WHAT TO DO
Return each line of the records holding the string "Selbstbeteiligung".

Some records:
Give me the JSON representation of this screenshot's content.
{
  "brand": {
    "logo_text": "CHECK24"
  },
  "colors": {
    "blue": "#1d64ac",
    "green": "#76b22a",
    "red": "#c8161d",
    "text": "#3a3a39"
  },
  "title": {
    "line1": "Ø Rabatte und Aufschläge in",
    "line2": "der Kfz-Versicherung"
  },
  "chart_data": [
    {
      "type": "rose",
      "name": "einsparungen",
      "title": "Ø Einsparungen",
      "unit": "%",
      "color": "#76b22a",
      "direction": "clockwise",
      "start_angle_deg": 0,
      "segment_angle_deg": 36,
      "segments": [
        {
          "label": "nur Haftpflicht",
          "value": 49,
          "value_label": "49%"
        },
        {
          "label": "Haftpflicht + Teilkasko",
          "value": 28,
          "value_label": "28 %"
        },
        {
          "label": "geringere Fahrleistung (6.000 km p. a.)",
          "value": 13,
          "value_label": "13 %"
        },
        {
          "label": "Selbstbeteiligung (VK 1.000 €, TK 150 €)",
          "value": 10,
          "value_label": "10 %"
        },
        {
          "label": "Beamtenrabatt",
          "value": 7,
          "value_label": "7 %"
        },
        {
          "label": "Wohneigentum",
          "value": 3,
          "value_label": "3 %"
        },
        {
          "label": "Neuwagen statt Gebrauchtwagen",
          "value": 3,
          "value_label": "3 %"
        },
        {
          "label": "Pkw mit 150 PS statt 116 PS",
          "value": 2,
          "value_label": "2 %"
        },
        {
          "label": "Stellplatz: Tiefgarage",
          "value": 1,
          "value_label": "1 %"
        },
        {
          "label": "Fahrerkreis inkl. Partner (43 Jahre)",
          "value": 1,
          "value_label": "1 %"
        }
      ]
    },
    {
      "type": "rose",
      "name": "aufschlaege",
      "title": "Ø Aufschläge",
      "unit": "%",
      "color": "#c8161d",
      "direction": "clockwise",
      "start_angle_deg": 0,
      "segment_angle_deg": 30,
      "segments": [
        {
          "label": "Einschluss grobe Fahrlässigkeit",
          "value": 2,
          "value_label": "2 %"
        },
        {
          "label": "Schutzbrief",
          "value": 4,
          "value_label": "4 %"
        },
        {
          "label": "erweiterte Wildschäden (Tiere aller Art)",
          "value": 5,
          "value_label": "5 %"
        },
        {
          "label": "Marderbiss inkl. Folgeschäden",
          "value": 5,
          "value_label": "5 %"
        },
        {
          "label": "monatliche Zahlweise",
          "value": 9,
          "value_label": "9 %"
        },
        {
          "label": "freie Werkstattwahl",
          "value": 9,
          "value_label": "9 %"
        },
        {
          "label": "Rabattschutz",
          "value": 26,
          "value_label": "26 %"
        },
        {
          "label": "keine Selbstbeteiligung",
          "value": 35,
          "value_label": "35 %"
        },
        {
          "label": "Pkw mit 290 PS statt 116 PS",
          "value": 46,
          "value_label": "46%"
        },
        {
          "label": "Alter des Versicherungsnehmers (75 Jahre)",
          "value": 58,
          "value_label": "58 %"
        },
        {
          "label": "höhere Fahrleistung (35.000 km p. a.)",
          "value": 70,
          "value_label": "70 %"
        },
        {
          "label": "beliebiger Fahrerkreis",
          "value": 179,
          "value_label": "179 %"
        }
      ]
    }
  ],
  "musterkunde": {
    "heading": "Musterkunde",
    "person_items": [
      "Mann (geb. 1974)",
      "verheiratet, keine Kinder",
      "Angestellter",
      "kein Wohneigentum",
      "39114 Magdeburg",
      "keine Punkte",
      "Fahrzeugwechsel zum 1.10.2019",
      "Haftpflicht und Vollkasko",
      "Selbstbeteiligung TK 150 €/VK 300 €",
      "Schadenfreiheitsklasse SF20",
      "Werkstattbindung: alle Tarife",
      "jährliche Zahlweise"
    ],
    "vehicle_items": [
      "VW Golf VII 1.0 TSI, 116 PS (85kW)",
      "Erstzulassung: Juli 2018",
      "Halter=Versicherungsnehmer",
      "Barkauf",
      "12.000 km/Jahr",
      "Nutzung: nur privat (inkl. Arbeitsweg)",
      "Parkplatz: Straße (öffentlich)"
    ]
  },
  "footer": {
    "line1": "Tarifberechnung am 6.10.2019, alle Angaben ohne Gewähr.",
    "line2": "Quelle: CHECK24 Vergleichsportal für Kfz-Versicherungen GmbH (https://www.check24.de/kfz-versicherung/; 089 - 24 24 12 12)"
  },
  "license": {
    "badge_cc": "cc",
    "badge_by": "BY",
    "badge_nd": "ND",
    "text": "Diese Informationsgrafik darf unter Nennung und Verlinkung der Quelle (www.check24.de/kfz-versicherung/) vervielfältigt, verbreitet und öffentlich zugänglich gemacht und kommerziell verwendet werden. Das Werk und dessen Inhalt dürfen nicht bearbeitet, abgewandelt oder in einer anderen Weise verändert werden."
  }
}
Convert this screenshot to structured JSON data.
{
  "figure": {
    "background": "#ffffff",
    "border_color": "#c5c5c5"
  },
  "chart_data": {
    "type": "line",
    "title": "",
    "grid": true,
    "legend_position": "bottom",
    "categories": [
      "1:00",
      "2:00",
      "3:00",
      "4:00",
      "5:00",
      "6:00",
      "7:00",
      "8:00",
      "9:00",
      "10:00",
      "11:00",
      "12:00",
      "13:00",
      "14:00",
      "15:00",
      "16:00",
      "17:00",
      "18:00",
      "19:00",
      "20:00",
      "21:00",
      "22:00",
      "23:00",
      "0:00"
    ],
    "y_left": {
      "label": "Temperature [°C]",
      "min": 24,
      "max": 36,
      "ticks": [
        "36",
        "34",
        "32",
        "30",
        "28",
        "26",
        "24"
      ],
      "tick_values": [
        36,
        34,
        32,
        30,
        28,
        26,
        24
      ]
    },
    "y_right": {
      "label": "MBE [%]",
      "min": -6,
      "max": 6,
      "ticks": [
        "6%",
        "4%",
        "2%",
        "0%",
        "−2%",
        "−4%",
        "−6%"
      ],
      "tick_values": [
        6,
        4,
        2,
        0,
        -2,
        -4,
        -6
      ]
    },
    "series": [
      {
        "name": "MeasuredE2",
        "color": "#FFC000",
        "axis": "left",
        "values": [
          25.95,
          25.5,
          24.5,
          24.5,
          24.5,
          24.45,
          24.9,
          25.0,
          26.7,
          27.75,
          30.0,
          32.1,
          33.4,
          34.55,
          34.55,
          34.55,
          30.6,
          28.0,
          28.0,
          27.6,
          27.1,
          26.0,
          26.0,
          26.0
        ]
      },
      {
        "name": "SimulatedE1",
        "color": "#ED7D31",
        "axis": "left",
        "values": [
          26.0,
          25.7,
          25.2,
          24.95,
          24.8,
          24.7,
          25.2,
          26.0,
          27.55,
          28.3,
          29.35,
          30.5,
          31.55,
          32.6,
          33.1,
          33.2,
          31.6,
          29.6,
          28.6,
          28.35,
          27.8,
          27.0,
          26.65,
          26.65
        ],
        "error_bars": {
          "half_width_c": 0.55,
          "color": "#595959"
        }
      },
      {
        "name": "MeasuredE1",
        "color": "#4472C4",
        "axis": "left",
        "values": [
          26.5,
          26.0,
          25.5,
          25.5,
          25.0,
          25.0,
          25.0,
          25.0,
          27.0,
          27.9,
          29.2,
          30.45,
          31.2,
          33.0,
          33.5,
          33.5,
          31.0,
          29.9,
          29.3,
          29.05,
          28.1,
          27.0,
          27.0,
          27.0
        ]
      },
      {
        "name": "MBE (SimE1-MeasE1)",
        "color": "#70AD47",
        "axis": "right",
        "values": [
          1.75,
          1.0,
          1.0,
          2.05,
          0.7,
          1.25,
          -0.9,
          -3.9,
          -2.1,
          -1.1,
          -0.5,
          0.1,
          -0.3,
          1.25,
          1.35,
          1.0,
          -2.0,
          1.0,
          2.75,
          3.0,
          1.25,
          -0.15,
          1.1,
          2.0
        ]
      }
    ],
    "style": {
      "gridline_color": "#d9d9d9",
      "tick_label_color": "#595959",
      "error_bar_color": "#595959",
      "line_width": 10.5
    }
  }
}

ANSWER
          "label": "Selbstbeteiligung (VK 1.000 €, TK 150 €)",
          "label": "keine Selbstbeteiligung",
      "Selbstbeteiligung TK 150 €/VK 300 €",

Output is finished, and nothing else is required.